(Data records)
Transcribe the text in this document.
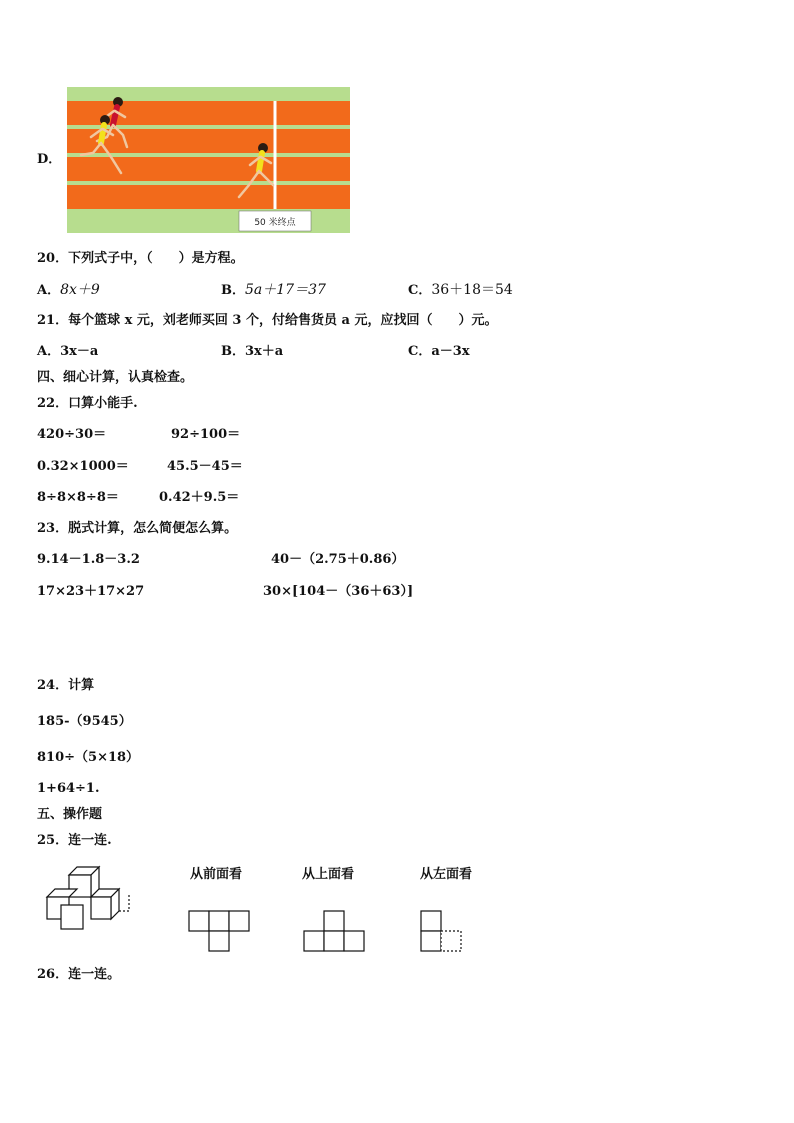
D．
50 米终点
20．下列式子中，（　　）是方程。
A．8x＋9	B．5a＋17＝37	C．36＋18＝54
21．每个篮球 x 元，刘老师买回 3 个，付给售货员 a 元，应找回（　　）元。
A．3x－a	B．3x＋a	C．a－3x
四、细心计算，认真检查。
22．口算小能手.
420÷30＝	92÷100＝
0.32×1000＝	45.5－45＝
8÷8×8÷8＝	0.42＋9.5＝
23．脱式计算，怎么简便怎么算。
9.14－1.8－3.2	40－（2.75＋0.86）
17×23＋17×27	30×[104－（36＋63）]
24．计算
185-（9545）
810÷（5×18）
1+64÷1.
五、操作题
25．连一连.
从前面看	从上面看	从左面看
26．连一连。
==
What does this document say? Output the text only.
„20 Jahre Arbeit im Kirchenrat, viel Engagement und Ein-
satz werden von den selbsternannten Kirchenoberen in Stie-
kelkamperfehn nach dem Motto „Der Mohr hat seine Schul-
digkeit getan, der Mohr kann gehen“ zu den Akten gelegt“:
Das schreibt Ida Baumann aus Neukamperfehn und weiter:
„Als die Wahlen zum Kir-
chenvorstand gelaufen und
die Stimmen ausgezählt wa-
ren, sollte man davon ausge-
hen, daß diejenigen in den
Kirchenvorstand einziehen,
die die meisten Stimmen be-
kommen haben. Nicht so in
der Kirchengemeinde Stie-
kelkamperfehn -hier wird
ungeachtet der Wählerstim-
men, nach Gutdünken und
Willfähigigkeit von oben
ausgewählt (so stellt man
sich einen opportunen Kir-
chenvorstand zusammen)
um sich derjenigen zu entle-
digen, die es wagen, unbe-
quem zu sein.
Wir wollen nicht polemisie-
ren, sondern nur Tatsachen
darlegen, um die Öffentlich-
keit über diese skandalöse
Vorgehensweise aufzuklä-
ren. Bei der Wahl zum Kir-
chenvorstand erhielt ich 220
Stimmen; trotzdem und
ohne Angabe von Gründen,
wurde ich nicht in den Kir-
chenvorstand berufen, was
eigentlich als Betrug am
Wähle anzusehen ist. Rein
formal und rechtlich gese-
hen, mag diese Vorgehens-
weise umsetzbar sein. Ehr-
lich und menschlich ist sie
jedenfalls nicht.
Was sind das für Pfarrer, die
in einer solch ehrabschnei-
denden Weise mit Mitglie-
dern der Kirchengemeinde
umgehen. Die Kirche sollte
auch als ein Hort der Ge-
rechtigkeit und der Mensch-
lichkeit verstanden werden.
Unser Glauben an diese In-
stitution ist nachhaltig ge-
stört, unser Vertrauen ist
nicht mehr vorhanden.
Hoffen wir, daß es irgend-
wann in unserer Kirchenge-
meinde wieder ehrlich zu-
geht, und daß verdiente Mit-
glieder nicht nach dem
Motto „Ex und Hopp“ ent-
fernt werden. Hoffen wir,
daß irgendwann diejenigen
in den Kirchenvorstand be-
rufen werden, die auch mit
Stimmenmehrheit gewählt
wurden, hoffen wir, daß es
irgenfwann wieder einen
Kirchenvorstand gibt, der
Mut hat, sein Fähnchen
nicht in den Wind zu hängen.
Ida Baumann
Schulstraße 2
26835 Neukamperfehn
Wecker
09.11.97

DIRECTIVE
Where a line contains the string "this", extract that line.

THE REPLY
Transcribe the text in this document.
What does this document say? Output the text only.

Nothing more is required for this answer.